Items from a figure collection:

— Start —

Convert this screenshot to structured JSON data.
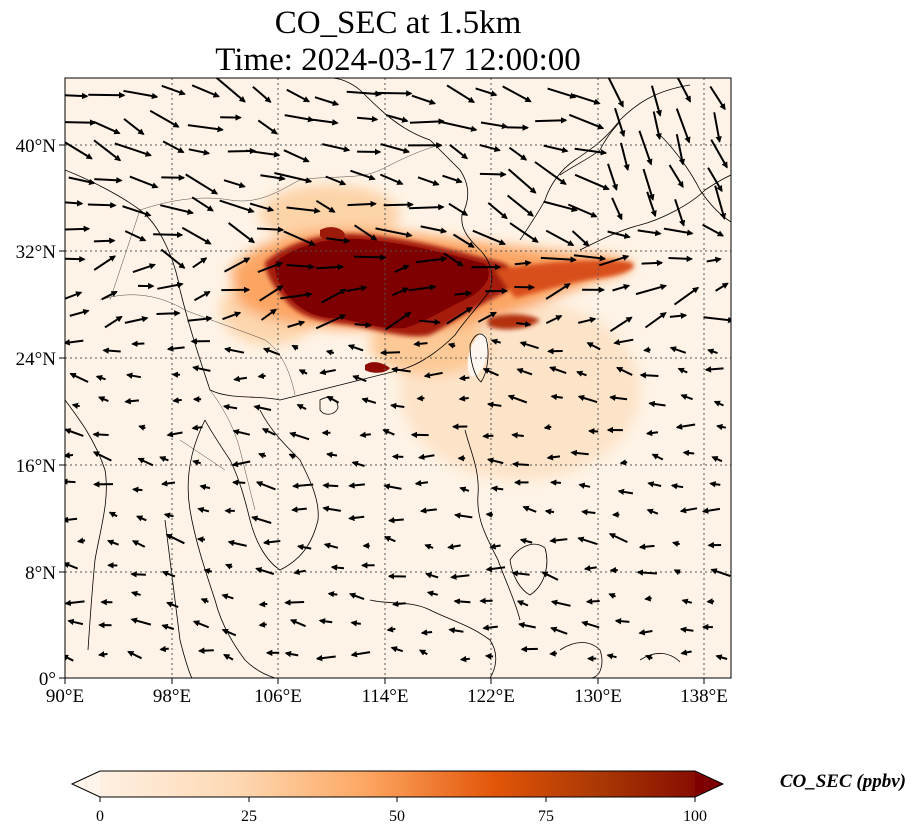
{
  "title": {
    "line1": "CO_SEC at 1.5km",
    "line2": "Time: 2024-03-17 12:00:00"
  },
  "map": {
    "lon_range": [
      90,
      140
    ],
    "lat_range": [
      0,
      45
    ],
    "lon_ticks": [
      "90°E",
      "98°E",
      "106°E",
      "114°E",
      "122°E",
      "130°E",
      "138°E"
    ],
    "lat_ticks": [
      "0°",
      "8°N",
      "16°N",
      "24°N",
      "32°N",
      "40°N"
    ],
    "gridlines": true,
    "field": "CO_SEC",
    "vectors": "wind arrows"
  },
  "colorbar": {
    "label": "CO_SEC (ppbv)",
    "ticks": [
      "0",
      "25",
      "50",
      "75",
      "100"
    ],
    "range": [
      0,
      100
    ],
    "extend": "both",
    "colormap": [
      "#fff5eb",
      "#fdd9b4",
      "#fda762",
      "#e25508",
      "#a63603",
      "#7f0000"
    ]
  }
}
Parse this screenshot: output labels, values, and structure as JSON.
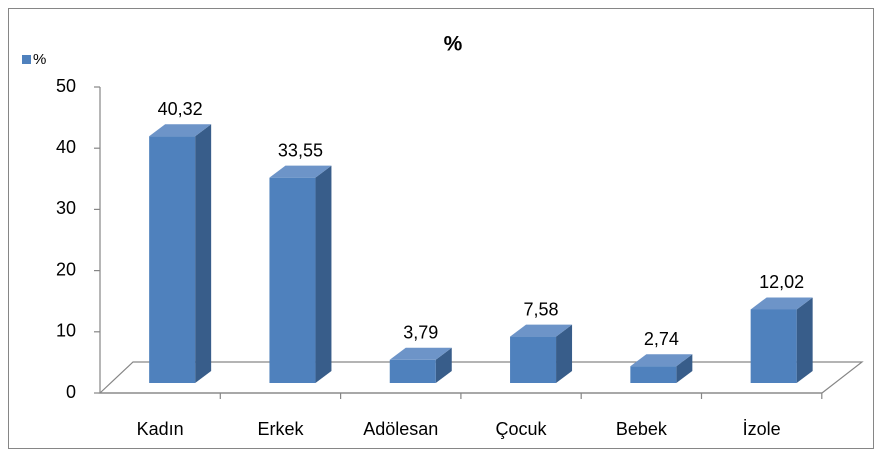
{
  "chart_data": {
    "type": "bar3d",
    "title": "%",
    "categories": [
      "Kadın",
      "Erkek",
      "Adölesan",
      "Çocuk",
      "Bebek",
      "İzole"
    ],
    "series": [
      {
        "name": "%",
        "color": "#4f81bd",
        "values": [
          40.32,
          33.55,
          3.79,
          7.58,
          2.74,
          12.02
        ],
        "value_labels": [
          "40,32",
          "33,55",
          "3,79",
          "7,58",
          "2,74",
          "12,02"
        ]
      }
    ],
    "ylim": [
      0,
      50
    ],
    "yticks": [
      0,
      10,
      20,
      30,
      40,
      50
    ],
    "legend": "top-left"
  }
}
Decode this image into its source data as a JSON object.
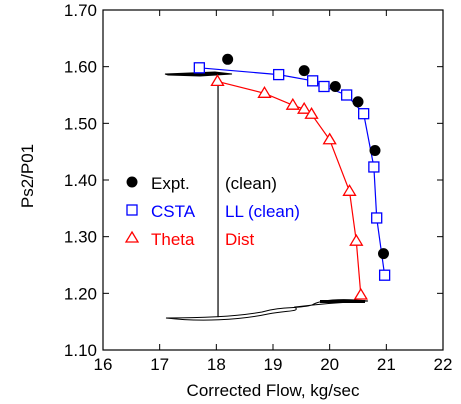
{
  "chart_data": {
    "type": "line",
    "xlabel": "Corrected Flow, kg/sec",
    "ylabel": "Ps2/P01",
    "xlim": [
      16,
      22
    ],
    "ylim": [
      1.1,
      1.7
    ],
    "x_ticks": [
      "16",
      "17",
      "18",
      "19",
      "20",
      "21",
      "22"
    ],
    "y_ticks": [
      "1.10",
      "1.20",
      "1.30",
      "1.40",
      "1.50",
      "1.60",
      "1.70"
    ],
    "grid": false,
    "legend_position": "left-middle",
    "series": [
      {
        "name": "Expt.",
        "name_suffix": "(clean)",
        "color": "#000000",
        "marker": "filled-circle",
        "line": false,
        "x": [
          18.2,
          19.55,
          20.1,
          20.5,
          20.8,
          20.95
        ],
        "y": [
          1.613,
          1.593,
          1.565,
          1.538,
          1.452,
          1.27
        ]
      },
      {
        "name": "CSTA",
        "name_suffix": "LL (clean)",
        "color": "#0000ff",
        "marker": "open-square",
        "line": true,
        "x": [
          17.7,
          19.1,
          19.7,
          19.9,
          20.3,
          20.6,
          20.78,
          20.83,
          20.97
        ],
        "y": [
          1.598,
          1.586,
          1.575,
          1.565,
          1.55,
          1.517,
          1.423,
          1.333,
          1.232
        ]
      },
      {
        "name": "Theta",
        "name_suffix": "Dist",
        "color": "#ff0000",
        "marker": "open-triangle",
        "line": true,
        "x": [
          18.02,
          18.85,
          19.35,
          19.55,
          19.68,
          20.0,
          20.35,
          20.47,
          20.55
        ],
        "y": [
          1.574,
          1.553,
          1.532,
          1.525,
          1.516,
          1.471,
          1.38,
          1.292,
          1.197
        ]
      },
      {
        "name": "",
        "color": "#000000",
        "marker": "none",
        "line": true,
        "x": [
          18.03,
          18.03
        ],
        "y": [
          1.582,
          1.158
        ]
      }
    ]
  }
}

— End —
— Start —

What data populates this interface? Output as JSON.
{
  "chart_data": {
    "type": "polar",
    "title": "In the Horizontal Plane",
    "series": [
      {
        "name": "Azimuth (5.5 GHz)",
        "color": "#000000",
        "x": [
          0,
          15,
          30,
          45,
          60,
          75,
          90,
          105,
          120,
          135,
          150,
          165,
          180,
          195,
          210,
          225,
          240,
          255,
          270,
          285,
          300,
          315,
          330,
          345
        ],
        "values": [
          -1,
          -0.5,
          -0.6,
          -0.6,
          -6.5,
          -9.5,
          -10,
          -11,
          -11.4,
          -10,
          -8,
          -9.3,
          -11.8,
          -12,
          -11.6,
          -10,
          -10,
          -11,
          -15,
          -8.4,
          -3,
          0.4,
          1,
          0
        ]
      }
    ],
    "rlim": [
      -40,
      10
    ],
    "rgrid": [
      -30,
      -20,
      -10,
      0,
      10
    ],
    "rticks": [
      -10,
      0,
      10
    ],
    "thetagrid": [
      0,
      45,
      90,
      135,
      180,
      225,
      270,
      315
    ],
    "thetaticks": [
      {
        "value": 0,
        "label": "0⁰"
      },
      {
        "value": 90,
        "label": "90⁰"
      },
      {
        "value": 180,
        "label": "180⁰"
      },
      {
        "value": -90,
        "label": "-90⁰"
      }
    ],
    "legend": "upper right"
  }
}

— End —

PROBLEM DETAILS: Determine how many lines include the string "open". Give no answer but the number.

FINISHED ANSWER: 2